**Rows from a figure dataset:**
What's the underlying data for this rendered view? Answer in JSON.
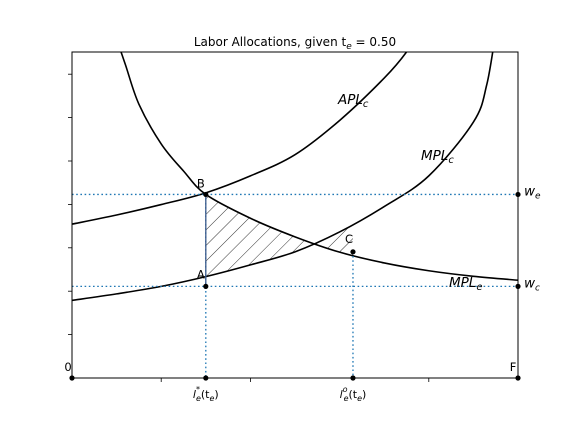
{
  "chart_data": {
    "type": "line",
    "title": "Labor Allocations, given t",
    "title_sub": "e",
    "title_tail": " = 0.50",
    "xlabel": "",
    "ylabel": "",
    "xlim": [
      0,
      1
    ],
    "ylim": [
      0,
      1
    ],
    "grid": false,
    "series": [
      {
        "name": "APL",
        "sub": "c",
        "x": [
          0.0,
          0.1,
          0.2,
          0.3,
          0.4,
          0.5,
          0.6,
          0.7,
          0.75,
          0.78
        ],
        "y": [
          0.472,
          0.5,
          0.532,
          0.568,
          0.62,
          0.685,
          0.79,
          0.92,
          1.0,
          1.07
        ]
      },
      {
        "name": "MPL",
        "sub": "c",
        "x": [
          0.0,
          0.1,
          0.2,
          0.3,
          0.4,
          0.5,
          0.6,
          0.7,
          0.8,
          0.9,
          0.93,
          0.95
        ],
        "y": [
          0.238,
          0.258,
          0.281,
          0.311,
          0.347,
          0.387,
          0.448,
          0.526,
          0.62,
          0.785,
          0.9,
          1.06
        ]
      },
      {
        "name": "MPL",
        "sub": "e",
        "x": [
          0.095,
          0.12,
          0.15,
          0.2,
          0.25,
          0.3,
          0.4,
          0.5,
          0.6,
          0.7,
          0.8,
          0.9,
          1.0
        ],
        "y": [
          1.06,
          0.96,
          0.84,
          0.718,
          0.635,
          0.563,
          0.49,
          0.433,
          0.386,
          0.353,
          0.329,
          0.312,
          0.3
        ]
      }
    ],
    "points": [
      {
        "label": "B",
        "x": 0.3,
        "y": 0.563
      },
      {
        "label": "A",
        "x": 0.3,
        "y": 0.281
      },
      {
        "label": "C",
        "x": 0.63,
        "y": 0.387
      }
    ],
    "wages": [
      {
        "label": "w",
        "sub": "e",
        "y": 0.563
      },
      {
        "label": "w",
        "sub": "c",
        "y": 0.281
      }
    ],
    "xticks": [
      {
        "label": "l",
        "sup": "*",
        "sub": "e",
        "tail": "(t",
        "sub2": "e",
        "end": ")",
        "x": 0.3
      },
      {
        "label": "l",
        "sup": "o",
        "sub": "e",
        "tail": "(t",
        "sub2": "e",
        "end": ")",
        "x": 0.63
      }
    ],
    "corners": {
      "origin": "0",
      "end": "F"
    }
  }
}
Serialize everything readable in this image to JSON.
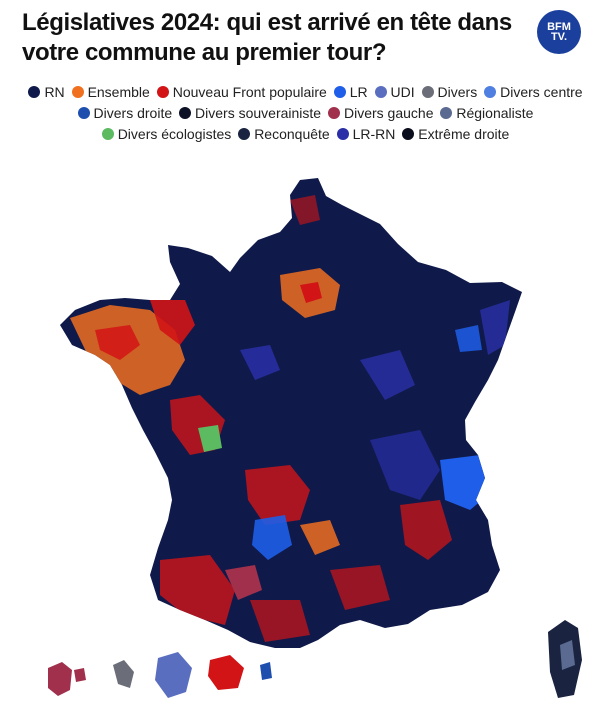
{
  "title": "Législatives 2024: qui est arrivé en tête dans votre commune au premier tour?",
  "logo": {
    "line1": "BFM",
    "line2": "TV."
  },
  "legend": [
    {
      "label": "RN",
      "color": "#0f1a4a"
    },
    {
      "label": "Ensemble",
      "color": "#f07020"
    },
    {
      "label": "Nouveau Front populaire",
      "color": "#d21416"
    },
    {
      "label": "LR",
      "color": "#1e5ee8"
    },
    {
      "label": "UDI",
      "color": "#5a6ec0"
    },
    {
      "label": "Divers",
      "color": "#6b6e78"
    },
    {
      "label": "Divers centre",
      "color": "#4f7fe0"
    },
    {
      "label": "Divers droite",
      "color": "#1f4fae"
    },
    {
      "label": "Divers souverainiste",
      "color": "#0c1126"
    },
    {
      "label": "Divers gauche",
      "color": "#a0304c"
    },
    {
      "label": "Régionaliste",
      "color": "#5a6a90"
    },
    {
      "label": "Divers écologistes",
      "color": "#5cbb60"
    },
    {
      "label": "Reconquête",
      "color": "#1a2440"
    },
    {
      "label": "LR-RN",
      "color": "#2a2fa8"
    },
    {
      "label": "Extrême droite",
      "color": "#0a0d1c"
    }
  ]
}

**INSTRUCTION:** Filter the records for lines holding the string "JSON". Copy each one.

**WRITTEN ANSWER:**
What's the underlying data for this rendered view? Answer in JSON.
Serialize everything readable in this image to JSON.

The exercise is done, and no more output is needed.